-- START --
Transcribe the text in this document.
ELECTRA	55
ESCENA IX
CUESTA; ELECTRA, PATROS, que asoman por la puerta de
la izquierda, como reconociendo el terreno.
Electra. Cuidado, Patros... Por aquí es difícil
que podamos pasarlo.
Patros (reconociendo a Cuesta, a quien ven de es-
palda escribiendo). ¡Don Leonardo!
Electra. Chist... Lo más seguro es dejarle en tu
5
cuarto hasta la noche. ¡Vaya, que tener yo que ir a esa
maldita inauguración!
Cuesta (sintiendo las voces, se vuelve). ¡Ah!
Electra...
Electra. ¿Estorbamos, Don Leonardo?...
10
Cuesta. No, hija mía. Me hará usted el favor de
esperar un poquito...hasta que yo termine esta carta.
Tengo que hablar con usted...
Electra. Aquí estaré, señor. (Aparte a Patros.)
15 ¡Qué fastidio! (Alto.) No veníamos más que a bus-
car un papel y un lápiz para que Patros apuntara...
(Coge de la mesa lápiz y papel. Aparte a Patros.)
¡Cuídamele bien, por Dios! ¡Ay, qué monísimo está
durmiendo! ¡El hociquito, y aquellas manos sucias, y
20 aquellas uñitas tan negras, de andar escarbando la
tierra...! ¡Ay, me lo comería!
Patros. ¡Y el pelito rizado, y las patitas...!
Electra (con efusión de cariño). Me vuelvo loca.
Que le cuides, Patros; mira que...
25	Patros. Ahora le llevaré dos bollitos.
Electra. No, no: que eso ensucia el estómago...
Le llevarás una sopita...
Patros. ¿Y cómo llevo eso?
-- END --
* Direction
Exactly as shown above, return every record.

* Answer to this task
Transcribe the text in this document.
ELECTRA	55
ESCENA IX
CUESTA; ELECTRA, PATROS, que asoman por la puerta de
la izquierda, como reconociendo el terreno.
Electra. Cuidado, Patros... Por aquí es difícil
que podamos pasarlo.
Patros (reconociendo a Cuesta, a quien ven de es-
palda escribiendo). ¡Don Leonardo!
Electra. Chist... Lo más seguro es dejarle en tu
5
cuarto hasta la noche. ¡Vaya, que tener yo que ir a esa
maldita inauguración!
Cuesta (sintiendo las voces, se vuelve). ¡Ah!
Electra...
Electra. ¿Estorbamos, Don Leonardo?...
10
Cuesta. No, hija mía. Me hará usted el favor de
esperar un poquito...hasta que yo termine esta carta.
Tengo que hablar con usted...
Electra. Aquí estaré, señor. (Aparte a Patros.)
15 ¡Qué fastidio! (Alto.) No veníamos más que a bus-
car un papel y un lápiz para que Patros apuntara...
(Coge de la mesa lápiz y papel. Aparte a Patros.)
¡Cuídamele bien, por Dios! ¡Ay, qué monísimo está
durmiendo! ¡El hociquito, y aquellas manos sucias, y
20 aquellas uñitas tan negras, de andar escarbando la
tierra...! ¡Ay, me lo comería!
Patros. ¡Y el pelito rizado, y las patitas...!
Electra (con efusión de cariño). Me vuelvo loca.
Que le cuides, Patros; mira que...
25	Patros. Ahora le llevaré dos bollitos.
Electra. No, no: que eso ensucia el estómago...
Le llevarás una sopita...
Patros. ¿Y cómo llevo eso?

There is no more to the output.